Required work: The data below needs to be returned exactly, line for line.

Begin Dataset content

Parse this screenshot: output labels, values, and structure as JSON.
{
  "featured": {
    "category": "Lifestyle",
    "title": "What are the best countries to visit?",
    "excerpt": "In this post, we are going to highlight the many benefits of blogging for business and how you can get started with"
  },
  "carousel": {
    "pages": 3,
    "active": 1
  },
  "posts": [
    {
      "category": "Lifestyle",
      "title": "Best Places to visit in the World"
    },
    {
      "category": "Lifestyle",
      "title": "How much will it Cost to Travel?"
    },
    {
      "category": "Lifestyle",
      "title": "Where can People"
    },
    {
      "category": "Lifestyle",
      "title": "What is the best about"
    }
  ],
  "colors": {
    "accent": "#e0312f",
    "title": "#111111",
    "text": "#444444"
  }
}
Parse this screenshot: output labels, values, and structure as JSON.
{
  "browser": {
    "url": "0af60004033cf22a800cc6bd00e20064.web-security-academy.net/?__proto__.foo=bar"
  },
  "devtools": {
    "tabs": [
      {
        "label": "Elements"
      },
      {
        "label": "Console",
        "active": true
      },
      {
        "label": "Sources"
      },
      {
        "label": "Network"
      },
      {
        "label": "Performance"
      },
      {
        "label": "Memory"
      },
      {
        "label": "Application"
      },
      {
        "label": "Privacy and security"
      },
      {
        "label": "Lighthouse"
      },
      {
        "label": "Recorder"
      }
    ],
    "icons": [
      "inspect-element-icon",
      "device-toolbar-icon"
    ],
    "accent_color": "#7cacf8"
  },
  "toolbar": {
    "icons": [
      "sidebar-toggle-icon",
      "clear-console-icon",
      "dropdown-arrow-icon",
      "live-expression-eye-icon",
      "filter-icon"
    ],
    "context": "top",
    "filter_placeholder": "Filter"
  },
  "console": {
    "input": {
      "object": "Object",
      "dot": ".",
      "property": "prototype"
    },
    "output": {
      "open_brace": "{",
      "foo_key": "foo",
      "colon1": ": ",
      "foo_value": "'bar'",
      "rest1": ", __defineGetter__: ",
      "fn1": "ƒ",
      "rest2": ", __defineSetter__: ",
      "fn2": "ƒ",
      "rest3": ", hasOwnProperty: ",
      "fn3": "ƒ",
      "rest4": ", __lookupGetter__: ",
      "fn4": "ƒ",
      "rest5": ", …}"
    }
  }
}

End Dataset content

Exercise solution:
Parse this screenshot: output labels, values, and structure as JSON.
{
  "featured": {
    "category": "Lifestyle",
    "title": "What are the best countries to visit?",
    "excerpt": "In this post, we are going to highlight the many benefits of blogging for business and how you can get started with"
  },
  "carousel": {
    "pages": 3,
    "active": 1
  },
  "posts": [
    {
      "category": "Lifestyle",
      "title": "Best Places to visit in the World"
    },
    {
      "category": "Lifestyle",
      "title": "How much will it Cost to Travel?"
    },
    {
      "category": "Lifestyle",
      "title": "Where can People"
    },
    {
      "category": "Lifestyle",
      "title": "What is the best about"
    }
  ],
  "colors": {
    "accent": "#e0312f",
    "title": "#111111",
    "text": "#444444"
  }
}
Parse this screenshot: output labels, values, and structure as JSON.
{
  "browser": {
    "url": "0af60004033cf22a800cc6bd00e20064.web-security-academy.net/?__proto__.foo=bar"
  },
  "devtools": {
    "tabs": [
      {
        "label": "Elements"
      },
      {
        "label": "Console",
        "active": true
      },
      {
        "label": "Sources"
      },
      {
        "label": "Network"
      },
      {
        "label": "Performance"
      },
      {
        "label": "Memory"
      },
      {
        "label": "Application"
      },
      {
        "label": "Privacy and security"
      },
      {
        "label": "Lighthouse"
      },
      {
        "label": "Recorder"
      }
    ],
    "icons": [
      "inspect-element-icon",
      "device-toolbar-icon"
    ],
    "accent_color": "#7cacf8"
  },
  "toolbar": {
    "icons": [
      "sidebar-toggle-icon",
      "clear-console-icon",
      "dropdown-arrow-icon",
      "live-expression-eye-icon",
      "filter-icon"
    ],
    "context": "top",
    "filter_placeholder": "Filter"
  },
  "console": {
    "input": {
      "object": "Object",
      "dot": ".",
      "property": "prototype"
    },
    "output": {
      "open_brace": "{",
      "foo_key": "foo",
      "colon1": ": ",
      "foo_value": "'bar'",
      "rest1": ", __defineGetter__: ",
      "fn1": "ƒ",
      "rest2": ", __defineSetter__: ",
      "fn2": "ƒ",
      "rest3": ", hasOwnProperty: ",
      "fn3": "ƒ",
      "rest4": ", __lookupGetter__: ",
      "fn4": "ƒ",
      "rest5": ", …}"
    }
  }
}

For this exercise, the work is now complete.